● **What to work on**
Gather each line of the records where "partes" appears.

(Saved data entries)
———

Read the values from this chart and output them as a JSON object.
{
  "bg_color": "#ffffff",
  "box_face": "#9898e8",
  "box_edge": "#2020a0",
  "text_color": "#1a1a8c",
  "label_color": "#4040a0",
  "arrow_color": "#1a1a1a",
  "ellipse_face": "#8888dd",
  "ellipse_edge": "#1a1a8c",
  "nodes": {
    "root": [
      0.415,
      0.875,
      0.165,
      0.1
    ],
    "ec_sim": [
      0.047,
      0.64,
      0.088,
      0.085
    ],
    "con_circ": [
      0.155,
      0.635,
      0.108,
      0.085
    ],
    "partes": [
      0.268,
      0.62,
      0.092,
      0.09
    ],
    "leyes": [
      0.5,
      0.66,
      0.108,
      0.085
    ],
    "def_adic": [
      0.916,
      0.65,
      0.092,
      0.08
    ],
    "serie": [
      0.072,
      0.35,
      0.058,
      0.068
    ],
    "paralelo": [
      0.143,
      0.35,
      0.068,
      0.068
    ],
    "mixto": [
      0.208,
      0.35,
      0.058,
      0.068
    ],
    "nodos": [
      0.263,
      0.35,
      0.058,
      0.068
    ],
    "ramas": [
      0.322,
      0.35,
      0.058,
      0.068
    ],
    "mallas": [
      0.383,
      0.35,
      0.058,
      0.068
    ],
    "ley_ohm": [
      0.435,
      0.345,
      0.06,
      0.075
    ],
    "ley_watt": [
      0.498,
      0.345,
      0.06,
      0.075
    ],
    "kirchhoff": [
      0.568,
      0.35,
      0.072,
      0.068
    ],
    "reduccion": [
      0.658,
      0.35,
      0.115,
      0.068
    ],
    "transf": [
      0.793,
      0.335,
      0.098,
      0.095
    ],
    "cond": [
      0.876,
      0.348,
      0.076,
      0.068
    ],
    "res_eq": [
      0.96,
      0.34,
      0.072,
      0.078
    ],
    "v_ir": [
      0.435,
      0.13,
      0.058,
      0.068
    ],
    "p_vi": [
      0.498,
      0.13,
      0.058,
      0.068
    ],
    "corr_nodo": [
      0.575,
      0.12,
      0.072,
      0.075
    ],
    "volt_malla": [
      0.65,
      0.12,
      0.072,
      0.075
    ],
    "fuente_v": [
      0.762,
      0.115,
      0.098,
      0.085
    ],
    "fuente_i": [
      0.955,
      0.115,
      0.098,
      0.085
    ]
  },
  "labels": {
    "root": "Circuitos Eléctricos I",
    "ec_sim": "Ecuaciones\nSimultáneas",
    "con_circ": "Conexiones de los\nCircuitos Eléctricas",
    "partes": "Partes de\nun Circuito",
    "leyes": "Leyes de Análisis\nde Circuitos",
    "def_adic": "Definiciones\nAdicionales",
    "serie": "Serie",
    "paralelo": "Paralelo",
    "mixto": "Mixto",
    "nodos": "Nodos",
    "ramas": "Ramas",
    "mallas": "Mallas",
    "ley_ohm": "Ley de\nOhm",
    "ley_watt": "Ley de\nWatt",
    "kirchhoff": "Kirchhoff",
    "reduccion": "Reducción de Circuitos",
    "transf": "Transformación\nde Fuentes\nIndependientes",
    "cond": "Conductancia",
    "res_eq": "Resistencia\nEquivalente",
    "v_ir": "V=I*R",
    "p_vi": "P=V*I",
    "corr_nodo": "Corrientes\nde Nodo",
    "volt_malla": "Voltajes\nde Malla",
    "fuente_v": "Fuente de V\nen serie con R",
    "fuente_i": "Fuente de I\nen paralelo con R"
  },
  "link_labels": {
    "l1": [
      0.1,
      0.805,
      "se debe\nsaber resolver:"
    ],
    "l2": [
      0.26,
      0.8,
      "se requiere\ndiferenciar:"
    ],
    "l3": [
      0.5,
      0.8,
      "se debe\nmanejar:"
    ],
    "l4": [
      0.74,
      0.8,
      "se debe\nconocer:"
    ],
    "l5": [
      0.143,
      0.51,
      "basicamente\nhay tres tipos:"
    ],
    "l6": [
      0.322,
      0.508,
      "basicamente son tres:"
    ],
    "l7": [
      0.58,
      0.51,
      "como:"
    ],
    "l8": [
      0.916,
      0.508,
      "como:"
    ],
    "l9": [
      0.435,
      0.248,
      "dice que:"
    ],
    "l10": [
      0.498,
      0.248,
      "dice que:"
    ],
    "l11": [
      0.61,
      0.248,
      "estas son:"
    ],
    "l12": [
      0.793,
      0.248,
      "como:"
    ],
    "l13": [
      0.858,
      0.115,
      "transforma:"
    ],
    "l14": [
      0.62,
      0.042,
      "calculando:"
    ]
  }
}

———

● **Exercise answer**
    "partes": [
    "partes": "Partes de\nun Circuito",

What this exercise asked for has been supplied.